GIVEN DATA
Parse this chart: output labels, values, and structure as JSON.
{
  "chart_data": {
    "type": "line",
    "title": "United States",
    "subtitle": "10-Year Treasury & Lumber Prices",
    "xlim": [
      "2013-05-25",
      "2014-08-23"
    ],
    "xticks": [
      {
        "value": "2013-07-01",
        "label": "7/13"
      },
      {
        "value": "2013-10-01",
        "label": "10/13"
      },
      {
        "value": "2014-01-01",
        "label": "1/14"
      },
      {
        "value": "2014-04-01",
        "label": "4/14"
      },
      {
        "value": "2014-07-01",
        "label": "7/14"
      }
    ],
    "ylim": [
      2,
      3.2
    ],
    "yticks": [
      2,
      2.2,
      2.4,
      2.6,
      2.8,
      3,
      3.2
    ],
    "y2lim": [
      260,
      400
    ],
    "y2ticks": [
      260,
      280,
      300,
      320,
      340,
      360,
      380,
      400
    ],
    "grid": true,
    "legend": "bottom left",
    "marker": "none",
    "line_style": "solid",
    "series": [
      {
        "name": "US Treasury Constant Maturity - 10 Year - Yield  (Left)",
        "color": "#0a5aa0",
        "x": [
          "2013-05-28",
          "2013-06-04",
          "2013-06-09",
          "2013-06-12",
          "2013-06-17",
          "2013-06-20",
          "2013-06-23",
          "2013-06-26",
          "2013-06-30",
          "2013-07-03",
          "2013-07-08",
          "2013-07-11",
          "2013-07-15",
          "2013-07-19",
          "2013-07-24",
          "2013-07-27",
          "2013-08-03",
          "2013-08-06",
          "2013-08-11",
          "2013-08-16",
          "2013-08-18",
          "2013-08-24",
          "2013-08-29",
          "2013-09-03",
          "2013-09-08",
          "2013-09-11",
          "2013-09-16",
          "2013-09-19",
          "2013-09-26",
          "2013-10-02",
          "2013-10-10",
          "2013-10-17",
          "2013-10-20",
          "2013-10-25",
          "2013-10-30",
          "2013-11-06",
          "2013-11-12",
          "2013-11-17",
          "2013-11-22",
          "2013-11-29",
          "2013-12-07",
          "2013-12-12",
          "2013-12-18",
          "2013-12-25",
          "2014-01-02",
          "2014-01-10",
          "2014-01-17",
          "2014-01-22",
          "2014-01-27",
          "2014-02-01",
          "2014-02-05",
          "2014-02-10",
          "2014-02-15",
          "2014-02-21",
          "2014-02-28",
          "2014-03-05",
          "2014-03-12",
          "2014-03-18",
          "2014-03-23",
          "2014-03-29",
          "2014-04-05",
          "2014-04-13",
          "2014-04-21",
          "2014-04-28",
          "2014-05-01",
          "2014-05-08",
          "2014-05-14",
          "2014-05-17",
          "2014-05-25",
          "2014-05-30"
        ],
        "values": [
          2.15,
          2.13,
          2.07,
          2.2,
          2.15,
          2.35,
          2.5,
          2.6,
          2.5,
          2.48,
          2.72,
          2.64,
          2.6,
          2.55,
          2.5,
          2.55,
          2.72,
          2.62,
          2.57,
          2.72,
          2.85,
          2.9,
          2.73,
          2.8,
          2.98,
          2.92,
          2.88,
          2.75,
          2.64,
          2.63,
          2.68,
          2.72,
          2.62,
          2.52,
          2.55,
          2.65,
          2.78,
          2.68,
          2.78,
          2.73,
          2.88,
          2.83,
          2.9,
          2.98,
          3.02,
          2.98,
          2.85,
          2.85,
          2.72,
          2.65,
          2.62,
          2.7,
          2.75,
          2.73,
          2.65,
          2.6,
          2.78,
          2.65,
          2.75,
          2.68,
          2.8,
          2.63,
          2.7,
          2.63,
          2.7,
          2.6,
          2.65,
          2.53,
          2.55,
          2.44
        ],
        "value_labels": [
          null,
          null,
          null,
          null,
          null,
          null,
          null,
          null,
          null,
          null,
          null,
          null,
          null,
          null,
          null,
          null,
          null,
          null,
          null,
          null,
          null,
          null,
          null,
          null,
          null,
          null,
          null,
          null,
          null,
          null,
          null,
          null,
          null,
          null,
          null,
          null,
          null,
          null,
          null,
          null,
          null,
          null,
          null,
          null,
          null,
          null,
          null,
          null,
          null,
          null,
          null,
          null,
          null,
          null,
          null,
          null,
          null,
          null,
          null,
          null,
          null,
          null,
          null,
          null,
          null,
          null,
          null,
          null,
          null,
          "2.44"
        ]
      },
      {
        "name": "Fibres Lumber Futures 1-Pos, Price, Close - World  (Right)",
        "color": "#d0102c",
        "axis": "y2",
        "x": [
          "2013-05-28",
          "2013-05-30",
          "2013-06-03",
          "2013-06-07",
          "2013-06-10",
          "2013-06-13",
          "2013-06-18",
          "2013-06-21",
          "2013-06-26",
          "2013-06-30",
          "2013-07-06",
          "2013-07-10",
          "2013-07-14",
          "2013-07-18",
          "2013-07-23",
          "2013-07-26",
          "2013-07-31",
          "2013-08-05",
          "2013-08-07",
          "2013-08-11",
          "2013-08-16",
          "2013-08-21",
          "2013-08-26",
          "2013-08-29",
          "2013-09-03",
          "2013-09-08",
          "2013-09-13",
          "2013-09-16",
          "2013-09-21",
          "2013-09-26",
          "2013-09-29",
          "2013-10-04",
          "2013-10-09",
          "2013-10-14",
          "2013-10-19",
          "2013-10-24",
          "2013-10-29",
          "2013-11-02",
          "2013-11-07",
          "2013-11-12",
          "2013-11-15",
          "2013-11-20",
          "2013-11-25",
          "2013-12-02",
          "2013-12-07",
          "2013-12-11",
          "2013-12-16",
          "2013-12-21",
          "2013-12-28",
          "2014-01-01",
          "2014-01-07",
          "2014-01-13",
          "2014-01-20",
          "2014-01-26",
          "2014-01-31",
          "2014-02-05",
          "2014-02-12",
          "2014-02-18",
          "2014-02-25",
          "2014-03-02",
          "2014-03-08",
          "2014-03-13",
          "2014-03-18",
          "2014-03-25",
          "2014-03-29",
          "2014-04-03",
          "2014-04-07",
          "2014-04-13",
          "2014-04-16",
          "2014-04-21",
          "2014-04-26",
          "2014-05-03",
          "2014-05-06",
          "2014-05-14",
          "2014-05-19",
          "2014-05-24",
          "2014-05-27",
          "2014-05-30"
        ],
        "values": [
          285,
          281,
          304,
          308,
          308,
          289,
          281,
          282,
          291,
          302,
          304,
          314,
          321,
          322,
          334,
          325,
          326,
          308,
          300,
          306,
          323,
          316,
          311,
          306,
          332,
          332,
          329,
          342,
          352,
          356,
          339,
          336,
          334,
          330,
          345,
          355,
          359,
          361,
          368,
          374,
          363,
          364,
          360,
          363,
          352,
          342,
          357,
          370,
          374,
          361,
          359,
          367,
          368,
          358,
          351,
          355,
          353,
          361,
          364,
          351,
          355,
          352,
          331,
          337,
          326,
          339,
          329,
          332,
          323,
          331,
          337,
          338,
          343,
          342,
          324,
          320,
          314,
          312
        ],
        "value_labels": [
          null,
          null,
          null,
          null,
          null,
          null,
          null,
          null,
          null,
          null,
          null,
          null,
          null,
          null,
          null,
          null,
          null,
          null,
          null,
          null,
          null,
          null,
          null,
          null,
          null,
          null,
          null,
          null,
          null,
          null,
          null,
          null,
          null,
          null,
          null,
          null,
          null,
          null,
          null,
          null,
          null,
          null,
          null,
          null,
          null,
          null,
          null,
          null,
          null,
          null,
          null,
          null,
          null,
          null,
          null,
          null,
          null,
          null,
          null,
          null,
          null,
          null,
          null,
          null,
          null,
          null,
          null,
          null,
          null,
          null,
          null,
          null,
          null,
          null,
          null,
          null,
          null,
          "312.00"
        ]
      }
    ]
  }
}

EXERCISE OBJECTIVE
Show each line holding the word "Year".

TASK ANSWER
    "subtitle": "10-Year Treasury & Lumber Prices",
        "name": "US Treasury Constant Maturity - 10 Year - Yield  (Left)",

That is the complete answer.